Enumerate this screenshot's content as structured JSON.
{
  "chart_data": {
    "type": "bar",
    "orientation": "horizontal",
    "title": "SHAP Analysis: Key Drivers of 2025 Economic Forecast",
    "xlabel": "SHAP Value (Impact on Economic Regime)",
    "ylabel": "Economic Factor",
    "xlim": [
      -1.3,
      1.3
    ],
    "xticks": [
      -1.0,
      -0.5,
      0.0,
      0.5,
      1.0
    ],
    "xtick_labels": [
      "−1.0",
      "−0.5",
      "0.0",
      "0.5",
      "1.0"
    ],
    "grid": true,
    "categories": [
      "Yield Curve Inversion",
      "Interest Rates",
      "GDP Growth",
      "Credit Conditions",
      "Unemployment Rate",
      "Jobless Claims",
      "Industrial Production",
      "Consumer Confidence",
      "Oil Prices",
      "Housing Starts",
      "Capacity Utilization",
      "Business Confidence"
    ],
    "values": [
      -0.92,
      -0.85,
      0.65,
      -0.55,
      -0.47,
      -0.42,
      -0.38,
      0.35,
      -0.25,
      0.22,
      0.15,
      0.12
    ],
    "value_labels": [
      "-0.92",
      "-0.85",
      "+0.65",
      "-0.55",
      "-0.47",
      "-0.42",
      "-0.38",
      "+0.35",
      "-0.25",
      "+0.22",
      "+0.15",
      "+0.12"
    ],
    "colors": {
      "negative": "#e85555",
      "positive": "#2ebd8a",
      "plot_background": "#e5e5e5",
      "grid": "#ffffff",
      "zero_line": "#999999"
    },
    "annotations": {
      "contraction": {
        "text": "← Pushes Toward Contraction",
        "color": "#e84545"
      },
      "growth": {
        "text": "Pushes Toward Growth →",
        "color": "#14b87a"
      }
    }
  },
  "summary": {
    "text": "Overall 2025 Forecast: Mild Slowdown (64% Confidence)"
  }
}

::::::

Exercise task:
Reproduce the data shown above exactly.

Answer to this problem:
Enumerate this screenshot's content as structured JSON.
{
  "chart_data": {
    "type": "bar",
    "orientation": "horizontal",
    "title": "SHAP Analysis: Key Drivers of 2025 Economic Forecast",
    "xlabel": "SHAP Value (Impact on Economic Regime)",
    "ylabel": "Economic Factor",
    "xlim": [
      -1.3,
      1.3
    ],
    "xticks": [
      -1.0,
      -0.5,
      0.0,
      0.5,
      1.0
    ],
    "xtick_labels": [
      "−1.0",
      "−0.5",
      "0.0",
      "0.5",
      "1.0"
    ],
    "grid": true,
    "categories": [
      "Yield Curve Inversion",
      "Interest Rates",
      "GDP Growth",
      "Credit Conditions",
      "Unemployment Rate",
      "Jobless Claims",
      "Industrial Production",
      "Consumer Confidence",
      "Oil Prices",
      "Housing Starts",
      "Capacity Utilization",
      "Business Confidence"
    ],
    "values": [
      -0.92,
      -0.85,
      0.65,
      -0.55,
      -0.47,
      -0.42,
      -0.38,
      0.35,
      -0.25,
      0.22,
      0.15,
      0.12
    ],
    "value_labels": [
      "-0.92",
      "-0.85",
      "+0.65",
      "-0.55",
      "-0.47",
      "-0.42",
      "-0.38",
      "+0.35",
      "-0.25",
      "+0.22",
      "+0.15",
      "+0.12"
    ],
    "colors": {
      "negative": "#e85555",
      "positive": "#2ebd8a",
      "plot_background": "#e5e5e5",
      "grid": "#ffffff",
      "zero_line": "#999999"
    },
    "annotations": {
      "contraction": {
        "text": "← Pushes Toward Contraction",
        "color": "#e84545"
      },
      "growth": {
        "text": "Pushes Toward Growth →",
        "color": "#14b87a"
      }
    }
  },
  "summary": {
    "text": "Overall 2025 Forecast: Mild Slowdown (64% Confidence)"
  }
}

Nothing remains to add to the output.